_YOUR INSTRUCTIONS:_
Below is a listing to write out in full, exactly as given, without its pictures.

(Stored items)
= = =
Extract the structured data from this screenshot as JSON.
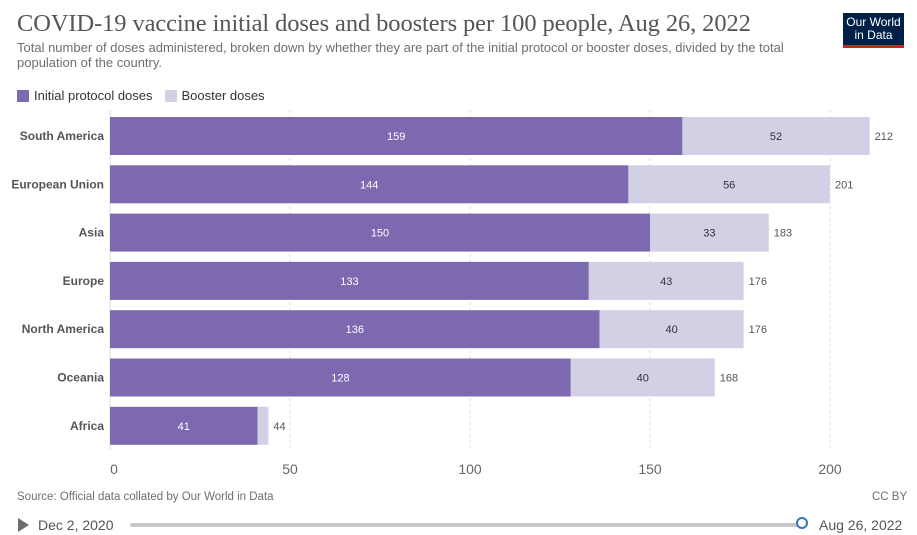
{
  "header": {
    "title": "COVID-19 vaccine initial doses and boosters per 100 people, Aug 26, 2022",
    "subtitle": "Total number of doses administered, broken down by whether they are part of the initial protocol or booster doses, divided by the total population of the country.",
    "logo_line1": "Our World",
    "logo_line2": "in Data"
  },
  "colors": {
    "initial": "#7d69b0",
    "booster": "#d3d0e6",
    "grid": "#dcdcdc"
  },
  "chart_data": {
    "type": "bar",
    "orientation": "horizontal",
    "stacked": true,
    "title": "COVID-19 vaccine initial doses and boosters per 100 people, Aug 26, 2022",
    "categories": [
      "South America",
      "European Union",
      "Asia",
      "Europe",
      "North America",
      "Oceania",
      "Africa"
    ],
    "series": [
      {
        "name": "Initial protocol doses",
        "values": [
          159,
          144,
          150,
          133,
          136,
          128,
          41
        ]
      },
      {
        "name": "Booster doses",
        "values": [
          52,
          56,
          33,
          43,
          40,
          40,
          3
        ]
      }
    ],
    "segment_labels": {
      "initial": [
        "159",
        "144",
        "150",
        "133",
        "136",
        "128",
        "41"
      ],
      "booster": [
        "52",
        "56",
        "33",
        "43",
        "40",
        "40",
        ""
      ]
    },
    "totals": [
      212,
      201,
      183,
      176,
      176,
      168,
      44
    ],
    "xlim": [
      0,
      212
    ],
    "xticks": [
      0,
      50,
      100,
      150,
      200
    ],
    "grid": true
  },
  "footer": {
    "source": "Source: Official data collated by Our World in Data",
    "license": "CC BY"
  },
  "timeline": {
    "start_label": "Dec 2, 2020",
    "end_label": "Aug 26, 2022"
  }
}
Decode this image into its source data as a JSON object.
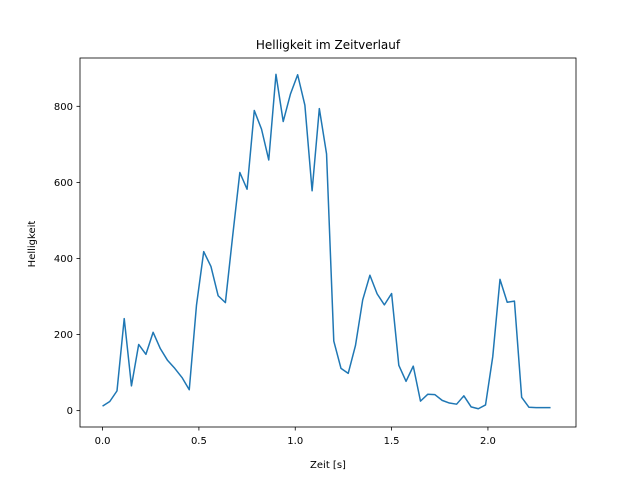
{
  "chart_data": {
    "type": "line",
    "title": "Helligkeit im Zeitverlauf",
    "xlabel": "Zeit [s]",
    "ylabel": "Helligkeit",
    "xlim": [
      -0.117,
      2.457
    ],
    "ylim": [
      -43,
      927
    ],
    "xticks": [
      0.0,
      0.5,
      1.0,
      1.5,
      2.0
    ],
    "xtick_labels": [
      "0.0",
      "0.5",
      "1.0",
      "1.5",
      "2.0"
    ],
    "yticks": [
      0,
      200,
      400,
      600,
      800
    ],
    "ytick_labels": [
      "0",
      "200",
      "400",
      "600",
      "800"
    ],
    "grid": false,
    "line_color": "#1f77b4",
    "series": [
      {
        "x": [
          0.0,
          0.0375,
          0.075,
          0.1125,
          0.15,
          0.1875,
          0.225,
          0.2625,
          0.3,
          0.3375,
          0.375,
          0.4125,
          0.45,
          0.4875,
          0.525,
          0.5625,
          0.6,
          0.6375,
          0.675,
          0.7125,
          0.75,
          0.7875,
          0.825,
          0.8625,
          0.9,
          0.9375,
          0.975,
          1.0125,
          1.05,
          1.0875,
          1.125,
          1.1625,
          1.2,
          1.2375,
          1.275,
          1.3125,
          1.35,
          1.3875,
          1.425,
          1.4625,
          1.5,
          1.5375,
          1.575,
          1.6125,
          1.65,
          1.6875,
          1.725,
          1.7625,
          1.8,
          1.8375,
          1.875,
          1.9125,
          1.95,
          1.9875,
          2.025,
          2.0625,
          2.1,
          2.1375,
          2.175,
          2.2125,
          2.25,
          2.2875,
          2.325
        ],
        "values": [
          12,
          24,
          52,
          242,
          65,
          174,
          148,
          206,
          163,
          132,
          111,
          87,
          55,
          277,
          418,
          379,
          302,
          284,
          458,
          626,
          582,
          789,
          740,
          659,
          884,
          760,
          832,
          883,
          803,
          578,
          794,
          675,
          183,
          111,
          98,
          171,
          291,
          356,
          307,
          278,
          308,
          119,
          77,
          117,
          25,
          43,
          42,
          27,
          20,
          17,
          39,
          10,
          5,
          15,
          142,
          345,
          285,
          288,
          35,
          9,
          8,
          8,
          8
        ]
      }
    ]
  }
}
= = =
_OUTPUT FOR THIS EXERCISE:_
Extract the structured data from this screenshot as JSON.
{
  "header": {
    "title": "COVID-19 vaccine initial doses and boosters per 100 people, Aug 26, 2022",
    "subtitle": "Total number of doses administered, broken down by whether they are part of the initial protocol or booster doses, divided by the total population of the country.",
    "logo_line1": "Our World",
    "logo_line2": "in Data"
  },
  "colors": {
    "initial": "#7d69b0",
    "booster": "#d3d0e6",
    "grid": "#dcdcdc"
  },
  "chart_data": {
    "type": "bar",
    "orientation": "horizontal",
    "stacked": true,
    "title": "COVID-19 vaccine initial doses and boosters per 100 people, Aug 26, 2022",
    "categories": [
      "South America",
      "European Union",
      "Asia",
      "Europe",
      "North America",
      "Oceania",
      "Africa"
    ],
    "series": [
      {
        "name": "Initial protocol doses",
        "values": [
          159,
          144,
          150,
          133,
          136,
          128,
          41
        ]
      },
      {
        "name": "Booster doses",
        "values": [
          52,
          56,
          33,
          43,
          40,
          40,
          3
        ]
      }
    ],
    "segment_labels": {
      "initial": [
        "159",
        "144",
        "150",
        "133",
        "136",
        "128",
        "41"
      ],
      "booster": [
        "52",
        "56",
        "33",
        "43",
        "40",
        "40",
        ""
      ]
    },
    "totals": [
      212,
      201,
      183,
      176,
      176,
      168,
      44
    ],
    "xlim": [
      0,
      212
    ],
    "xticks": [
      0,
      50,
      100,
      150,
      200
    ],
    "grid": true
  },
  "footer": {
    "source": "Source: Official data collated by Our World in Data",
    "license": "CC BY"
  },
  "timeline": {
    "start_label": "Dec 2, 2020",
    "end_label": "Aug 26, 2022"
  }
}
Decode this image into its source data as a JSON object.
{
  "chart_data": {
    "type": "line",
    "title": "Helligkeit im Zeitverlauf",
    "xlabel": "Zeit [s]",
    "ylabel": "Helligkeit",
    "xlim": [
      -0.117,
      2.457
    ],
    "ylim": [
      -43,
      927
    ],
    "xticks": [
      0.0,
      0.5,
      1.0,
      1.5,
      2.0
    ],
    "xtick_labels": [
      "0.0",
      "0.5",
      "1.0",
      "1.5",
      "2.0"
    ],
    "yticks": [
      0,
      200,
      400,
      600,
      800
    ],
    "ytick_labels": [
      "0",
      "200",
      "400",
      "600",
      "800"
    ],
    "grid": false,
    "line_color": "#1f77b4",
    "series": [
      {
        "x": [
          0.0,
          0.0375,
          0.075,
          0.1125,
          0.15,
          0.1875,
          0.225,
          0.2625,
          0.3,
          0.3375,
          0.375,
          0.4125,
          0.45,
          0.4875,
          0.525,
          0.5625,
          0.6,
          0.6375,
          0.675,
          0.7125,
          0.75,
          0.7875,
          0.825,
          0.8625,
          0.9,
          0.9375,
          0.975,
          1.0125,
          1.05,
          1.0875,
          1.125,
          1.1625,
          1.2,
          1.2375,
          1.275,
          1.3125,
          1.35,
          1.3875,
          1.425,
          1.4625,
          1.5,
          1.5375,
          1.575,
          1.6125,
          1.65,
          1.6875,
          1.725,
          1.7625,
          1.8,
          1.8375,
          1.875,
          1.9125,
          1.95,
          1.9875,
          2.025,
          2.0625,
          2.1,
          2.1375,
          2.175,
          2.2125,
          2.25,
          2.2875,
          2.325
        ],
        "values": [
          12,
          24,
          52,
          242,
          65,
          174,
          148,
          206,
          163,
          132,
          111,
          87,
          55,
          277,
          418,
          379,
          302,
          284,
          458,
          626,
          582,
          789,
          740,
          659,
          884,
          760,
          832,
          883,
          803,
          578,
          794,
          675,
          183,
          111,
          98,
          171,
          291,
          356,
          307,
          278,
          308,
          119,
          77,
          117,
          25,
          43,
          42,
          27,
          20,
          17,
          39,
          10,
          5,
          15,
          142,
          345,
          285,
          288,
          35,
          9,
          8,
          8,
          8
        ]
      }
    ]
  }
}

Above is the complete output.